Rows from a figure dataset
-- START --

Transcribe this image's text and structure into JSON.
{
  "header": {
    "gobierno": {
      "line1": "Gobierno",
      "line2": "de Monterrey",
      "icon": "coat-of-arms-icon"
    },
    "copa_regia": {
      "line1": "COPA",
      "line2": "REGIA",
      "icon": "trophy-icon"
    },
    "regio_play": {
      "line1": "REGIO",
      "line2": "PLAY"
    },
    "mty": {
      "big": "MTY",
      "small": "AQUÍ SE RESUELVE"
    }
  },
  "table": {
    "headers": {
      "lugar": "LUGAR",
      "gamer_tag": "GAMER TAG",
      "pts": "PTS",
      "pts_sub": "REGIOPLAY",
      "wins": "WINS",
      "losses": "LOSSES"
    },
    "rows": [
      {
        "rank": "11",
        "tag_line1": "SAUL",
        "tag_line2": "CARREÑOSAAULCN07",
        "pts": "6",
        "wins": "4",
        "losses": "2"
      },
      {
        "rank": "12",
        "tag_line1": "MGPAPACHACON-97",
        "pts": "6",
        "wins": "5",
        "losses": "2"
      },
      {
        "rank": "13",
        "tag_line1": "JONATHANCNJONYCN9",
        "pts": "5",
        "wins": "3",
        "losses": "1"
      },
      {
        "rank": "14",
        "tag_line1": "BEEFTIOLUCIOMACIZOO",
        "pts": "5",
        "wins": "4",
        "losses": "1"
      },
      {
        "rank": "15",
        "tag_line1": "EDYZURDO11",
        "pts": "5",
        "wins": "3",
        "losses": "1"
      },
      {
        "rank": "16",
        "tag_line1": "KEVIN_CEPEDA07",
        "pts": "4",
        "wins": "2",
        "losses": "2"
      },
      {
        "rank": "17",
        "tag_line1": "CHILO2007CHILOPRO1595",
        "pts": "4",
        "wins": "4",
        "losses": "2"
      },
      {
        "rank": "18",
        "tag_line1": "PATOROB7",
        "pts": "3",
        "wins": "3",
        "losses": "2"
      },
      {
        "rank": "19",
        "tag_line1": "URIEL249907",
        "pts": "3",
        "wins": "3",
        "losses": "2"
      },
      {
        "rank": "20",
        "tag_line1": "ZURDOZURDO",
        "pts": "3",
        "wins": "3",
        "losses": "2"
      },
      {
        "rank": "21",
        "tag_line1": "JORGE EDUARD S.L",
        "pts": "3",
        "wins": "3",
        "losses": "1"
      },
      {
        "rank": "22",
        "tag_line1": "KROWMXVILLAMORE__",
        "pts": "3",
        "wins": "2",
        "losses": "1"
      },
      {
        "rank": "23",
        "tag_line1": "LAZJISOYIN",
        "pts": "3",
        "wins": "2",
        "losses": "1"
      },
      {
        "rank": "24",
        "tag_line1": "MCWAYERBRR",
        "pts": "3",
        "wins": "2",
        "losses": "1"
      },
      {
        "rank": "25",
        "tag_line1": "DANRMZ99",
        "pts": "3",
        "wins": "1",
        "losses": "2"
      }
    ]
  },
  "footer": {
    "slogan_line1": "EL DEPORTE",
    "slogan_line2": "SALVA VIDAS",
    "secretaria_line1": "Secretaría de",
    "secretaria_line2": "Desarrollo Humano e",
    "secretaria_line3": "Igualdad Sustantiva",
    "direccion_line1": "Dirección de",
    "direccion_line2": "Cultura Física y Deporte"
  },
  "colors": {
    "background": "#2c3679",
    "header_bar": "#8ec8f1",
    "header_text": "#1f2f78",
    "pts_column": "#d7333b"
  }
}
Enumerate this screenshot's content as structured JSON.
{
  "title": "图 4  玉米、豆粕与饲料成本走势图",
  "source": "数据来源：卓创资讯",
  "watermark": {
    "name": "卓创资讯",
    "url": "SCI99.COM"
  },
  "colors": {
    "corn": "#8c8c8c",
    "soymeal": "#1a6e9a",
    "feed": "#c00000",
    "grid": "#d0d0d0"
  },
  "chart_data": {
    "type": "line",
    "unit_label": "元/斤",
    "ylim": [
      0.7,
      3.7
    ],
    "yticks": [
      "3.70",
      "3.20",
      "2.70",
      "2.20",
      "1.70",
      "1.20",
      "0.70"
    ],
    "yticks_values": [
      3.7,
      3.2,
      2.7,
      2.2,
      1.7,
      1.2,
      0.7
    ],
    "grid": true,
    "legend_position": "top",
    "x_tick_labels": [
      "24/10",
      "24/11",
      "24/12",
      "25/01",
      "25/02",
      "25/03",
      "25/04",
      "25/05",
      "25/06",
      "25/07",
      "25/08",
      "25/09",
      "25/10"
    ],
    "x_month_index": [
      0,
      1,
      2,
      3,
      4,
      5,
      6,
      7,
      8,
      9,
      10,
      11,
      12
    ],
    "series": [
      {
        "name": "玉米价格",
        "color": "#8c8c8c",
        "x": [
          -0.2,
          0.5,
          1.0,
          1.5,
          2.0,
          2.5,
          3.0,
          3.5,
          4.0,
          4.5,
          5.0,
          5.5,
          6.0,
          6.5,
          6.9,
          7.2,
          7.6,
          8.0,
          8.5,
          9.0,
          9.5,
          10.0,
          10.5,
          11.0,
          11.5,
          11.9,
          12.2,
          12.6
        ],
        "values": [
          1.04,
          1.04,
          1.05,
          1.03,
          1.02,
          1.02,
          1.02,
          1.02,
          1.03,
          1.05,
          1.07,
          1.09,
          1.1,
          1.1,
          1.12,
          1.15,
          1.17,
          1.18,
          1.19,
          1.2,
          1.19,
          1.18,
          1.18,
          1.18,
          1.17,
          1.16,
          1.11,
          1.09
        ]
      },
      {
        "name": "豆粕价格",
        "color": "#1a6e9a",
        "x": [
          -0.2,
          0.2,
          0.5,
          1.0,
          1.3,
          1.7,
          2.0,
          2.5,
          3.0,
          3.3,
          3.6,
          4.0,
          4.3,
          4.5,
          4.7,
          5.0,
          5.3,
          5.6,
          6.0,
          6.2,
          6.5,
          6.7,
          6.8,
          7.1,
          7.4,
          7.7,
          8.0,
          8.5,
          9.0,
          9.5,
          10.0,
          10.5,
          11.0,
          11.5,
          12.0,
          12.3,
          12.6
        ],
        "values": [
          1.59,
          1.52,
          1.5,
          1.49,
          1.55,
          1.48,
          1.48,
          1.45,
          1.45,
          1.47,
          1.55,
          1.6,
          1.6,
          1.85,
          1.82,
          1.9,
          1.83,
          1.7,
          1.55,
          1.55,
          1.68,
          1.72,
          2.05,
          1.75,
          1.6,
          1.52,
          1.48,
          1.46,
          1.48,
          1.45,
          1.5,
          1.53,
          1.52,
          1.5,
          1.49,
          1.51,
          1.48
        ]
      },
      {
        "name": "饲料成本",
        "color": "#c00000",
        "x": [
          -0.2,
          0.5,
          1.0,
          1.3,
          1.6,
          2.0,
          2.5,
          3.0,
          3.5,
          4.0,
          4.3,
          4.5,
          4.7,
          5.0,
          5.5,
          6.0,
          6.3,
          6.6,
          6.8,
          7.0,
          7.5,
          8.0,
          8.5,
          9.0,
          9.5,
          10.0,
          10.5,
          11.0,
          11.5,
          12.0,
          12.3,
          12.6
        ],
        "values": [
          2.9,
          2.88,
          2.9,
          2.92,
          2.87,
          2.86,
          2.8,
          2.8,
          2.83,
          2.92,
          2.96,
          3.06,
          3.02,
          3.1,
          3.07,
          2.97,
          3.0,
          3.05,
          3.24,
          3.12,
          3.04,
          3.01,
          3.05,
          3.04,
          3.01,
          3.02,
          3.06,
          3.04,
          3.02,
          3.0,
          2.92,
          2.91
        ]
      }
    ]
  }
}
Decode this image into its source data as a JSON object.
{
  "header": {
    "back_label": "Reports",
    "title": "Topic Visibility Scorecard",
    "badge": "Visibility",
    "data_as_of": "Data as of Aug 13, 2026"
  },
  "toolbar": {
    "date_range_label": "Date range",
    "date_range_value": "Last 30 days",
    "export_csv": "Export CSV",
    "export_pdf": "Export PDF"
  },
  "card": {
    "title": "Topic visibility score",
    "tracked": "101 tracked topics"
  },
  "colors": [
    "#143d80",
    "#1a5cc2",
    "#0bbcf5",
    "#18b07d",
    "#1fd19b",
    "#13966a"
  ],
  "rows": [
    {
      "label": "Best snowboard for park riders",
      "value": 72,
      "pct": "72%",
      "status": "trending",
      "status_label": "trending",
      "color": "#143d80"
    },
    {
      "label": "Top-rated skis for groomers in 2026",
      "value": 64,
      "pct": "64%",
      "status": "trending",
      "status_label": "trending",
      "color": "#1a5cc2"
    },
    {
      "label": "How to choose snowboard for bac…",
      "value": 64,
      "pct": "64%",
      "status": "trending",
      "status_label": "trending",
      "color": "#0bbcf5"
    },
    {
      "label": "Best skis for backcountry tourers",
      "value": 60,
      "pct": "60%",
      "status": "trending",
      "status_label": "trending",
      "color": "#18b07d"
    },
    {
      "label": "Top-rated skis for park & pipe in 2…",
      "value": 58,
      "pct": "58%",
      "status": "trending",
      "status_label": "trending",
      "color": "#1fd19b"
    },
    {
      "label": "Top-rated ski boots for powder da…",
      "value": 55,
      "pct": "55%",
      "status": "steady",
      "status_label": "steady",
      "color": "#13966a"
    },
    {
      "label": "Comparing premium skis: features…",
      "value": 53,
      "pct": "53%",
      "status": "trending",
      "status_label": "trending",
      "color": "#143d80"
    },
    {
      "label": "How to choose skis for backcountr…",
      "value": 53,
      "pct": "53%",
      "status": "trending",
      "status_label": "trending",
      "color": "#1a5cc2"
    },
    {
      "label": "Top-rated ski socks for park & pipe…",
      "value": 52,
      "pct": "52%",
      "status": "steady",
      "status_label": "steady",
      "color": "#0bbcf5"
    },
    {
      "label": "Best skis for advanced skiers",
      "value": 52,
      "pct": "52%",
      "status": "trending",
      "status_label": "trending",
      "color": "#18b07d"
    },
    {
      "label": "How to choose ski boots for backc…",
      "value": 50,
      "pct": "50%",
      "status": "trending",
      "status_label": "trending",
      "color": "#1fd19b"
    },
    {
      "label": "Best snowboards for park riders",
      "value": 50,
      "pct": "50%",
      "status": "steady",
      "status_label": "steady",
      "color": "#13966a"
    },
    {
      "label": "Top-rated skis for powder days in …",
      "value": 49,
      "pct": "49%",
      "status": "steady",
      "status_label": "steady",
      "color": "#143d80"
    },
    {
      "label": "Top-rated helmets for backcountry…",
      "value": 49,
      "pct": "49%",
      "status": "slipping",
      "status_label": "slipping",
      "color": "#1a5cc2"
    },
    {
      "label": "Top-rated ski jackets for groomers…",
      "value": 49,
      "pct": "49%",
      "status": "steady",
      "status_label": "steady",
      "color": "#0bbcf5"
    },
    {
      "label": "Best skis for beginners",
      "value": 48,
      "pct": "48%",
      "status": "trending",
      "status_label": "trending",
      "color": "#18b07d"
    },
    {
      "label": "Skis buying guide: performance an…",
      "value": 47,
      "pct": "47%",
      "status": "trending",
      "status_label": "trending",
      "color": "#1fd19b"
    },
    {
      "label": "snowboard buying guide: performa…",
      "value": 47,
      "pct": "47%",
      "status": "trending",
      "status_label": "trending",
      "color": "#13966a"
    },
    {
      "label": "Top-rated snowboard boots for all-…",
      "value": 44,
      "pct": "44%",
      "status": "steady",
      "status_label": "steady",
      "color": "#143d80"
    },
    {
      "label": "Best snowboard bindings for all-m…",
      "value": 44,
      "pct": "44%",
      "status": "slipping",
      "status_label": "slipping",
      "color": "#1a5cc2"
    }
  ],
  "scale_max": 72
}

-- END --

### PROMPT
Pick out each line containing the string "park" and copy it.

### COMPLETE RESPONSE
      "label": "Best snowboard for park riders",
      "label": "Top-rated skis for park & pipe in 2…",
      "label": "Top-rated ski socks for park & pipe…",
      "label": "Best snowboards for park riders",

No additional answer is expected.